▶ [Exercise instructions]:
Read the material below and tally how many lines hold the word "program", giving the number and nothing else.

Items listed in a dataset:
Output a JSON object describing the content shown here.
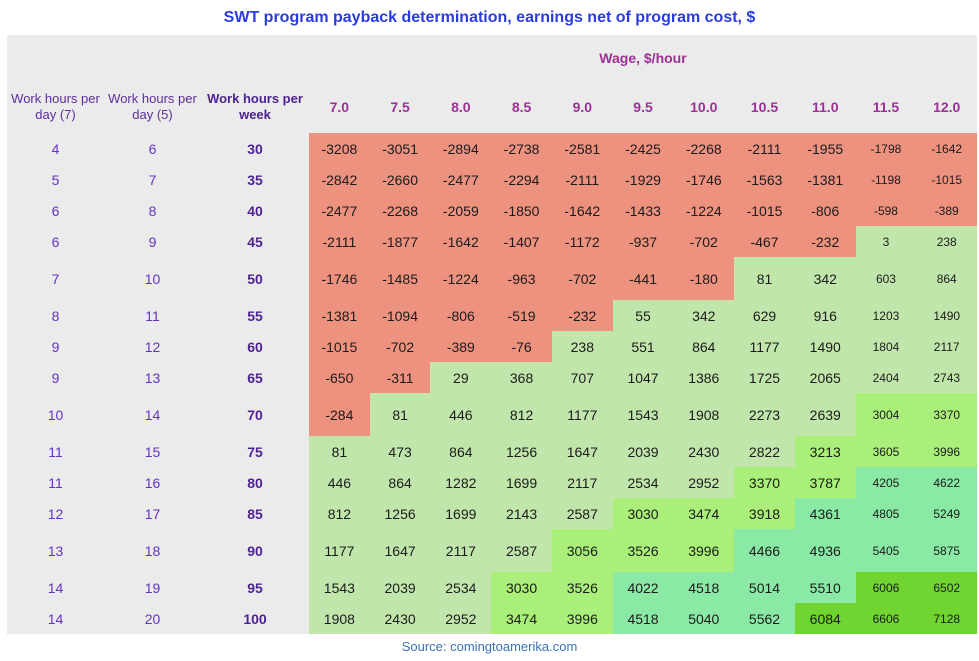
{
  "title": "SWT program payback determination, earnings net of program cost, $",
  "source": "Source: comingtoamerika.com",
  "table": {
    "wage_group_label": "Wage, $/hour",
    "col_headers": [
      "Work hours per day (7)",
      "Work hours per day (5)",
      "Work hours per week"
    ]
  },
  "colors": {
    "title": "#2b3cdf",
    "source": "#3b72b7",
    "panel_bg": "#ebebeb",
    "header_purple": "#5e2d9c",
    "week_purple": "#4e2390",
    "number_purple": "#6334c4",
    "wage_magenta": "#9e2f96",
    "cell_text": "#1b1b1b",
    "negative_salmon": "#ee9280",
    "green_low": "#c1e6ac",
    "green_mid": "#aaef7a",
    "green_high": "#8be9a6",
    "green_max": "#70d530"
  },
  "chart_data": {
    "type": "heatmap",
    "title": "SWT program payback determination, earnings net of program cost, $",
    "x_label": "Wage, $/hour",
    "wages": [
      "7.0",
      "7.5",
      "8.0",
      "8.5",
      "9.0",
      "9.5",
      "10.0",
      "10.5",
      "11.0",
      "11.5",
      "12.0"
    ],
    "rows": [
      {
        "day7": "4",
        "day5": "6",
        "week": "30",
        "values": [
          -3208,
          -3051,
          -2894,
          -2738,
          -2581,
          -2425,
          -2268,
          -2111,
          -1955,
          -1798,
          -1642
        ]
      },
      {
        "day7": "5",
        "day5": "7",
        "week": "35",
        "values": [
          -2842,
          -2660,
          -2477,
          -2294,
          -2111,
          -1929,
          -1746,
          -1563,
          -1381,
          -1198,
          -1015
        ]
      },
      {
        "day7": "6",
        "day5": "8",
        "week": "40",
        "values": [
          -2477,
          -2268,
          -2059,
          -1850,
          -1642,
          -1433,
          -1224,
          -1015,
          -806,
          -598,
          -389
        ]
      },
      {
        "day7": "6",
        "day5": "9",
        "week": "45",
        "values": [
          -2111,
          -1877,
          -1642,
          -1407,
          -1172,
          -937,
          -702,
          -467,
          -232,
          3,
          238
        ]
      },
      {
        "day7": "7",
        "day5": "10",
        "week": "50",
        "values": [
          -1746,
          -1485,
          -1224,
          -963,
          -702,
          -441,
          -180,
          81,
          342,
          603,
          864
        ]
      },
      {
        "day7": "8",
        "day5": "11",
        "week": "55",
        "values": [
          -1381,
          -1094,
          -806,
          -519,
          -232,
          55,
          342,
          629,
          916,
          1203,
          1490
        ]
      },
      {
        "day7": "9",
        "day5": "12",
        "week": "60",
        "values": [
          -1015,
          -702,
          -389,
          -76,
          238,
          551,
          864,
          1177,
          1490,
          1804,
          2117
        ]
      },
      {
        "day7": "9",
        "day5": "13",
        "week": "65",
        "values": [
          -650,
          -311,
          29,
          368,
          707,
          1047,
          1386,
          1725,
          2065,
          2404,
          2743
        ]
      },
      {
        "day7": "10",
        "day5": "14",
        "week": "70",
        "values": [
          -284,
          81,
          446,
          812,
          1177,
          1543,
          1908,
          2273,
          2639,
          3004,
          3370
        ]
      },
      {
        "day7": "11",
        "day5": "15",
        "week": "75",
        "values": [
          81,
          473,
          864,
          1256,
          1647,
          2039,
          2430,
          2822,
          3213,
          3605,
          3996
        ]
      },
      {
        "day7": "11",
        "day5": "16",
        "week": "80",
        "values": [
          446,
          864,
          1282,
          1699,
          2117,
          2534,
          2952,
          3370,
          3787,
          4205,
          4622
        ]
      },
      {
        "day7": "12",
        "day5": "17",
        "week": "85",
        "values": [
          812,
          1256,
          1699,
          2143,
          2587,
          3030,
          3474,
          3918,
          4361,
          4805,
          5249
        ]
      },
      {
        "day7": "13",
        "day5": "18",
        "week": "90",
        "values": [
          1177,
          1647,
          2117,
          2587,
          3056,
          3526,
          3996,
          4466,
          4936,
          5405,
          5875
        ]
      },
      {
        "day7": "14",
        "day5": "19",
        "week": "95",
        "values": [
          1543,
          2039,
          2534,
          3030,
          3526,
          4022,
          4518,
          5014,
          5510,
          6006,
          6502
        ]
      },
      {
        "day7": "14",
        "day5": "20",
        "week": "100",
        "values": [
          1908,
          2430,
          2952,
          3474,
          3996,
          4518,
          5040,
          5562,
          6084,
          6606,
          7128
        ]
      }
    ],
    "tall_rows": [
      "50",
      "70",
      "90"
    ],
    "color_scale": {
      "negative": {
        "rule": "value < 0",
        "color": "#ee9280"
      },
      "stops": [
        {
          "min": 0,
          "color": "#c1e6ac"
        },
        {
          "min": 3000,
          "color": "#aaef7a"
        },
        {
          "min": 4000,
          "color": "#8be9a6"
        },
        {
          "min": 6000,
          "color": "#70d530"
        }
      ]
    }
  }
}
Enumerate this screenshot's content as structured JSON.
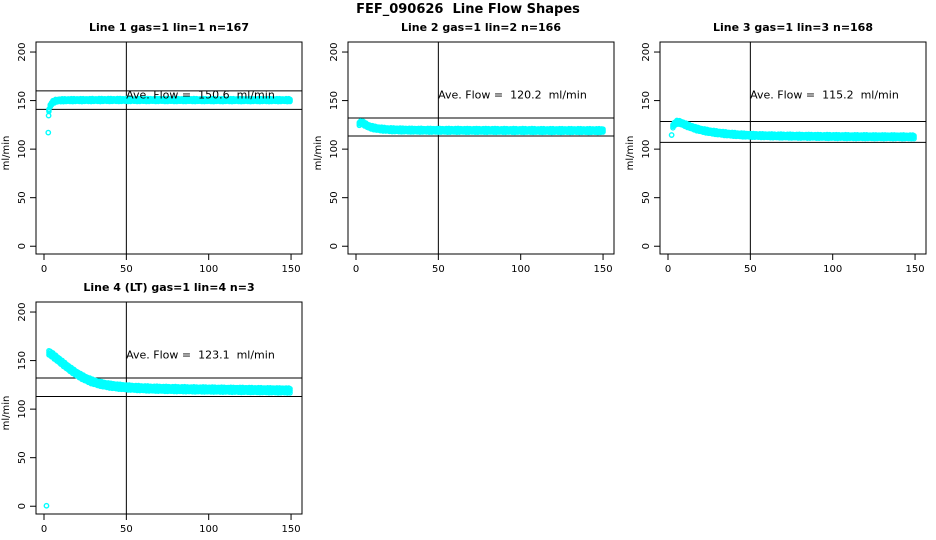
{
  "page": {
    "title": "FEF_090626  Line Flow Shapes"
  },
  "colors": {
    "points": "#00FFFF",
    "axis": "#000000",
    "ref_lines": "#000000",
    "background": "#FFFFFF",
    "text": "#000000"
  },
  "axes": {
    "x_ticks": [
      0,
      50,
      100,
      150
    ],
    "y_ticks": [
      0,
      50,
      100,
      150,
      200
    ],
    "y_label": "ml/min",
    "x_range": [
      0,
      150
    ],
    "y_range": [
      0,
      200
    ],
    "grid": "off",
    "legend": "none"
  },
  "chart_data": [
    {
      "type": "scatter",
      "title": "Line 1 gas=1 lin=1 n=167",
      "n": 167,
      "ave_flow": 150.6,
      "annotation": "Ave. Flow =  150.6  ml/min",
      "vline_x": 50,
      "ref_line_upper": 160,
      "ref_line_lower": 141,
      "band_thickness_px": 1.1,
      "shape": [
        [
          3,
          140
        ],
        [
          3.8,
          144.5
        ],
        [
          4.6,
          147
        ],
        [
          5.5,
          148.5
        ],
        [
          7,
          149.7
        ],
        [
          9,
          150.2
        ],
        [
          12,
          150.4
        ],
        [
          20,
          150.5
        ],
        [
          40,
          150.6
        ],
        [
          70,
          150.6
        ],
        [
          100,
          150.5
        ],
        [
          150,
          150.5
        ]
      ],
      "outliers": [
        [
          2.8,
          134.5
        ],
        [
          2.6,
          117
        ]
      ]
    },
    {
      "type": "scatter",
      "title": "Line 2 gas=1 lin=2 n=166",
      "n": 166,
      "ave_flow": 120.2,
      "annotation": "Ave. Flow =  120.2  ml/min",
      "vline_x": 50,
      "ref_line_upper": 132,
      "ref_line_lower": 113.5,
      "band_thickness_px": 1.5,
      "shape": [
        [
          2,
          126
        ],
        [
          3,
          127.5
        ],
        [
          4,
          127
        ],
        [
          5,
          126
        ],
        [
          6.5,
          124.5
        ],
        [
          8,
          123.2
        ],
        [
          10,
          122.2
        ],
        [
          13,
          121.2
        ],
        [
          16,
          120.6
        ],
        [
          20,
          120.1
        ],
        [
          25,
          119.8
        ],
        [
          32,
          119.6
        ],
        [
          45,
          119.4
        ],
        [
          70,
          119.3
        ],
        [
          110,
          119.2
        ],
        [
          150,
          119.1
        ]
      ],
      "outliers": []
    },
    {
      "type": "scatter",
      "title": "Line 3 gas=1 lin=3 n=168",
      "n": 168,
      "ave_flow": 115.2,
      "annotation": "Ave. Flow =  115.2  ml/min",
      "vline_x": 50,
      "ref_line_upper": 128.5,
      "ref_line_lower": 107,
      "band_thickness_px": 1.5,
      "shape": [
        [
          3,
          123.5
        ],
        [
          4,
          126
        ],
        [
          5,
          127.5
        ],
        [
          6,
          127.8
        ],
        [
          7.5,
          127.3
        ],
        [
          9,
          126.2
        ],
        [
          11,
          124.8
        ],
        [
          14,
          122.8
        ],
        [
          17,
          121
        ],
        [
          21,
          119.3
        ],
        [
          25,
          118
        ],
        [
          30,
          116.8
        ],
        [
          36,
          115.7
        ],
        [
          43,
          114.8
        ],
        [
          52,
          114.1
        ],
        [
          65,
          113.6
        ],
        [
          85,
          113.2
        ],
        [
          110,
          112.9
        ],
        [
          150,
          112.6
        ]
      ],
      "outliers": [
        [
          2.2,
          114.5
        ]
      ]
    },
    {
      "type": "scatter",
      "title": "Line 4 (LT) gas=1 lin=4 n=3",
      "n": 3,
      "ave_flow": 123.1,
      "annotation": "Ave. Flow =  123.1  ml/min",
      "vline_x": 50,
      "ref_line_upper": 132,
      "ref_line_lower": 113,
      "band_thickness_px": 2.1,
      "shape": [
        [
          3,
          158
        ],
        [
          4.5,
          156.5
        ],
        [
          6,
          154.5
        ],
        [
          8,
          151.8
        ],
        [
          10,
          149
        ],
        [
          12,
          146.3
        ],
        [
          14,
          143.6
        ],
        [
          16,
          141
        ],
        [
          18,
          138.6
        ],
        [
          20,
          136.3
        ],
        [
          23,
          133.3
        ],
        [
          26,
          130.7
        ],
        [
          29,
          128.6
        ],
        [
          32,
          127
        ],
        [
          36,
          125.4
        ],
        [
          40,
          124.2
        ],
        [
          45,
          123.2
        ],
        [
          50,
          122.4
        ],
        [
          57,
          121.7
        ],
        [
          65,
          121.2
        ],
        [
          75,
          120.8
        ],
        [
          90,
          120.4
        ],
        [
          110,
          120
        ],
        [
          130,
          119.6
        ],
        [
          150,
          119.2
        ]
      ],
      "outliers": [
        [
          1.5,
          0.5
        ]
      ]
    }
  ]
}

▶ [Written response]:
2